## [What you need to do]
Take every line from the listing below that contains "JSON".

## [Records]
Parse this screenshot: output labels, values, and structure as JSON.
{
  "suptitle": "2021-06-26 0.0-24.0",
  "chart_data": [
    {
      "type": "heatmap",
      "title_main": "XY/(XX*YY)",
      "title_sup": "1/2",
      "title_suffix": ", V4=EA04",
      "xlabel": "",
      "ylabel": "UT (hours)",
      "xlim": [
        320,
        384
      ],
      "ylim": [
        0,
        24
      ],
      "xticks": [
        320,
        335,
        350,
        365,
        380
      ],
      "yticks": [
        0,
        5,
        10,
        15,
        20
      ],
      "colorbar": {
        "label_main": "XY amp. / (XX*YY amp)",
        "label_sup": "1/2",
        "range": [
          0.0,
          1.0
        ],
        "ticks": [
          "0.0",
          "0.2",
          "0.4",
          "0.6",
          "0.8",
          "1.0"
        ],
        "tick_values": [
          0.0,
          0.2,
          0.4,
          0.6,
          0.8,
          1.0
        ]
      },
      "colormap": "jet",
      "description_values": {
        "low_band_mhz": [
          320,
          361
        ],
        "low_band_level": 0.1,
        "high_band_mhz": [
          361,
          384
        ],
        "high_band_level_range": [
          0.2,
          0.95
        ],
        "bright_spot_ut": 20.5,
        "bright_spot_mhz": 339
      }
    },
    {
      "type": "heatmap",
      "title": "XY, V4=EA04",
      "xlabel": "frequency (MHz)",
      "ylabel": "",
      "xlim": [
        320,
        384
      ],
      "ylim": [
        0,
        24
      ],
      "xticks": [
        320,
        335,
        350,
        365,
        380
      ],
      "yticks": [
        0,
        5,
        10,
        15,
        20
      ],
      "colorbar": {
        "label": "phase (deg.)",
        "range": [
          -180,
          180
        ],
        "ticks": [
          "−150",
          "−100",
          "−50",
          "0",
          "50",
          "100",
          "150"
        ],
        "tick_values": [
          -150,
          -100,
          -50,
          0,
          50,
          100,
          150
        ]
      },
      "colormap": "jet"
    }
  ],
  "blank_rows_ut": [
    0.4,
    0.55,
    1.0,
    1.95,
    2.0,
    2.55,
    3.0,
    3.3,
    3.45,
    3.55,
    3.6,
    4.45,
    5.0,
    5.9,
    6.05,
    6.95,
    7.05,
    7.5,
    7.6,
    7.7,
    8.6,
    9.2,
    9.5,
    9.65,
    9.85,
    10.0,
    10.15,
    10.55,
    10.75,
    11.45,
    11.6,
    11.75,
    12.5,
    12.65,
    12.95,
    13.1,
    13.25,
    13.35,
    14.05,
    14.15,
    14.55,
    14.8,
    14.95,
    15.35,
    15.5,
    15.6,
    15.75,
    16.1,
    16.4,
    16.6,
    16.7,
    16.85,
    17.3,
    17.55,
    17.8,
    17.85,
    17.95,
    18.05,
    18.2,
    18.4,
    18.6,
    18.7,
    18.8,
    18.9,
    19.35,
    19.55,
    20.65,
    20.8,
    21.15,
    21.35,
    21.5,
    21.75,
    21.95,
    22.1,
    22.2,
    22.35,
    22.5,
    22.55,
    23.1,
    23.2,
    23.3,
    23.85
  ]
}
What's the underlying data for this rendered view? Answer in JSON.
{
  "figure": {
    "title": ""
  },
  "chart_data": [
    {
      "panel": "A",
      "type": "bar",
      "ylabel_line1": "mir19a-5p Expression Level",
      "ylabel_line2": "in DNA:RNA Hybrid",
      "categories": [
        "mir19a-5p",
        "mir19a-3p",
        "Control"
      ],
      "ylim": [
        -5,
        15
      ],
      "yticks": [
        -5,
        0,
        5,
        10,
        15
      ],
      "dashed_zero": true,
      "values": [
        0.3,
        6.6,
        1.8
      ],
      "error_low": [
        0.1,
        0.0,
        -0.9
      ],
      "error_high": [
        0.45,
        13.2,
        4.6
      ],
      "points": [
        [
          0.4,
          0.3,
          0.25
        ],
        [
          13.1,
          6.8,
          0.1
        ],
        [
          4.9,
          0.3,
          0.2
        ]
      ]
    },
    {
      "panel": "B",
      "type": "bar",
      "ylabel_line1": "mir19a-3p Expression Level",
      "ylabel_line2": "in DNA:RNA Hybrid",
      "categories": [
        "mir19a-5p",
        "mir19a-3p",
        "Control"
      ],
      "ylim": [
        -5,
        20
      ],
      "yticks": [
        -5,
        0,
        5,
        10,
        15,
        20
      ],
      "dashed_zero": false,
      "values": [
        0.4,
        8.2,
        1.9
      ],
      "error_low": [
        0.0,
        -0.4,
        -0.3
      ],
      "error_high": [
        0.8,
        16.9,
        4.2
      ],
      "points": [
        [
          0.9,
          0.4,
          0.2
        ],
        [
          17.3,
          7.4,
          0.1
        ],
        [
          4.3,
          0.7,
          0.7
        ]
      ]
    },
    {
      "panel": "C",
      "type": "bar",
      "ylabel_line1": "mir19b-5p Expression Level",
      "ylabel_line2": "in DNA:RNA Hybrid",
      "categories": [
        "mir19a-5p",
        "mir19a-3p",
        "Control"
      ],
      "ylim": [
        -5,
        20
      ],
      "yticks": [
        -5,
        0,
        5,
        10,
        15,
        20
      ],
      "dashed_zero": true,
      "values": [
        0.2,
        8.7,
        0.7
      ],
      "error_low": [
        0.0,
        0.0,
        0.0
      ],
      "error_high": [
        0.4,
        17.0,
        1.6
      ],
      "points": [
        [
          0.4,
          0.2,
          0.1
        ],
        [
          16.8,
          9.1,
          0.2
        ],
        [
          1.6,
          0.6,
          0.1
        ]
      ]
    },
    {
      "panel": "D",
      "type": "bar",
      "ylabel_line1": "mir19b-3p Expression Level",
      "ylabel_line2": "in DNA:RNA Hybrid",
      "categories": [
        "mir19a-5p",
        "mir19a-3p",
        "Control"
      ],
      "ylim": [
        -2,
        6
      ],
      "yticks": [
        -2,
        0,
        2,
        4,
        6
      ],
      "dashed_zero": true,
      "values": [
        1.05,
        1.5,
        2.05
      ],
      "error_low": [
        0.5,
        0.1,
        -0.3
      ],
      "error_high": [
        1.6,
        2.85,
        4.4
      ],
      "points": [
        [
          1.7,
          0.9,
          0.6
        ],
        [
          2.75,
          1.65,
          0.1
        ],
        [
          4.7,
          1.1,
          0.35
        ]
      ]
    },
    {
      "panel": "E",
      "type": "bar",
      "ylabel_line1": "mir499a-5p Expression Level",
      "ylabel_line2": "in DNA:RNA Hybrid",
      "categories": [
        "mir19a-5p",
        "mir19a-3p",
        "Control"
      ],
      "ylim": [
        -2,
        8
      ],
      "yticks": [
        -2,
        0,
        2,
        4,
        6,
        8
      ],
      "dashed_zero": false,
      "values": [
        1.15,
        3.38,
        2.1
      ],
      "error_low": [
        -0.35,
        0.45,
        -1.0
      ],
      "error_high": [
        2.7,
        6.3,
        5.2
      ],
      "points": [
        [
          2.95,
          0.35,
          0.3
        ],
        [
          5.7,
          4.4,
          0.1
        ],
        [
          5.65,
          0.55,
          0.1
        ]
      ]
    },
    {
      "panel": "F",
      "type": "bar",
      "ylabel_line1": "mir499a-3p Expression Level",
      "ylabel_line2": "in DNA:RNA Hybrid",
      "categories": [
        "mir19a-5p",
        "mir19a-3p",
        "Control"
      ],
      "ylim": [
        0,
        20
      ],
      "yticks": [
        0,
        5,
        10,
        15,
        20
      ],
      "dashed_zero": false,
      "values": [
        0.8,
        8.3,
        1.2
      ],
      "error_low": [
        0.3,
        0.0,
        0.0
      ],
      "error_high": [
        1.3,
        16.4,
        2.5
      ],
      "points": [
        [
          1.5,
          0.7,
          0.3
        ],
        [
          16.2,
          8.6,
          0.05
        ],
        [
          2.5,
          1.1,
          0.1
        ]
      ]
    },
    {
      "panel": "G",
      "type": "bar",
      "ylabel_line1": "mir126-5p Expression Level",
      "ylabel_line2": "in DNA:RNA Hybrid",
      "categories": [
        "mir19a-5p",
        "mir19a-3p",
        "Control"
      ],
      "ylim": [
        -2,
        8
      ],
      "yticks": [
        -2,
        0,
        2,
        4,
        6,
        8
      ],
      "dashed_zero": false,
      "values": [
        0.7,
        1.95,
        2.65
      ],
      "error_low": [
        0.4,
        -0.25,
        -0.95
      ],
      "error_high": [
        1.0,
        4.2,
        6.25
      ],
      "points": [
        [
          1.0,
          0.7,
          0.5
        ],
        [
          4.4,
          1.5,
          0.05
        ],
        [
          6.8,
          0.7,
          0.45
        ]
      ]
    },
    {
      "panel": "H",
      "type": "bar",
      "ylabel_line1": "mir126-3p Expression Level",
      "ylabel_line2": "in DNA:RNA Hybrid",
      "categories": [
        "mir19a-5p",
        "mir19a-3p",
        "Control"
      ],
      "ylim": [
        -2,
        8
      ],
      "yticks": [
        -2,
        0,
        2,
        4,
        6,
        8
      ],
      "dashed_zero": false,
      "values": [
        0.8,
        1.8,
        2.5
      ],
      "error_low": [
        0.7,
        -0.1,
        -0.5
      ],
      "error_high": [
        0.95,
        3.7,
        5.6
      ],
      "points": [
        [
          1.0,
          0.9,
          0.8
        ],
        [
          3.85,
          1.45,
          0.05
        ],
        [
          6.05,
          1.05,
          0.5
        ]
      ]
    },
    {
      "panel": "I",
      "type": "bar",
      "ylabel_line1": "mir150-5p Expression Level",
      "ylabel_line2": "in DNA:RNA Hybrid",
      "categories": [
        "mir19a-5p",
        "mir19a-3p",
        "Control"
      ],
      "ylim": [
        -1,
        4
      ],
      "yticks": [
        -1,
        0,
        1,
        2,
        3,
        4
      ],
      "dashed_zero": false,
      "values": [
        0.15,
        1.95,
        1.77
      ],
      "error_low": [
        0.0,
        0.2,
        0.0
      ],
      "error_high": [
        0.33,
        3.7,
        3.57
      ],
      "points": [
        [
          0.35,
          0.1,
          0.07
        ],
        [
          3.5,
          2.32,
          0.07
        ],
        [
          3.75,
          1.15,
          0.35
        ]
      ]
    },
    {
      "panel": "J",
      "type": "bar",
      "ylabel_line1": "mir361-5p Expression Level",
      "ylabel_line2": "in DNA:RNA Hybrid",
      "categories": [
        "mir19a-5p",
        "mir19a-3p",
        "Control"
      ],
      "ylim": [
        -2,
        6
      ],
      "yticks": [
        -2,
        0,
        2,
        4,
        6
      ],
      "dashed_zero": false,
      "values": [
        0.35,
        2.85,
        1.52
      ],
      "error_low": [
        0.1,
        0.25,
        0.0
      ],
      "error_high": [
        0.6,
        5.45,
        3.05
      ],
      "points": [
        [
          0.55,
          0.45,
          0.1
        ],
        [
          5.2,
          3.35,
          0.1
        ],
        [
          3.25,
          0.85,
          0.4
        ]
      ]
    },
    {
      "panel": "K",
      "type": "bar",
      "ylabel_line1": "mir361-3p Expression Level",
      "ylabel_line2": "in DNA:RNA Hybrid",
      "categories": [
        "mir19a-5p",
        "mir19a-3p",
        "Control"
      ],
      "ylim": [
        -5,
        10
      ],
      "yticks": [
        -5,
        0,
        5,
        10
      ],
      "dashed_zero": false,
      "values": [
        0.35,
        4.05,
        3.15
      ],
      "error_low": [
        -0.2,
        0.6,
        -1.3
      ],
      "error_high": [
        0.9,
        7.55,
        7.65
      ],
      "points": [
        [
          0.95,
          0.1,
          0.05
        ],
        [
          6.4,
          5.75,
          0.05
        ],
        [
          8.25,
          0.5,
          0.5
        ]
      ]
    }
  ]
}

## [Response]
Parse this screenshot: output labels, values, and structure as JSON.
What's the underlying data for this rendered view? Answer in JSON.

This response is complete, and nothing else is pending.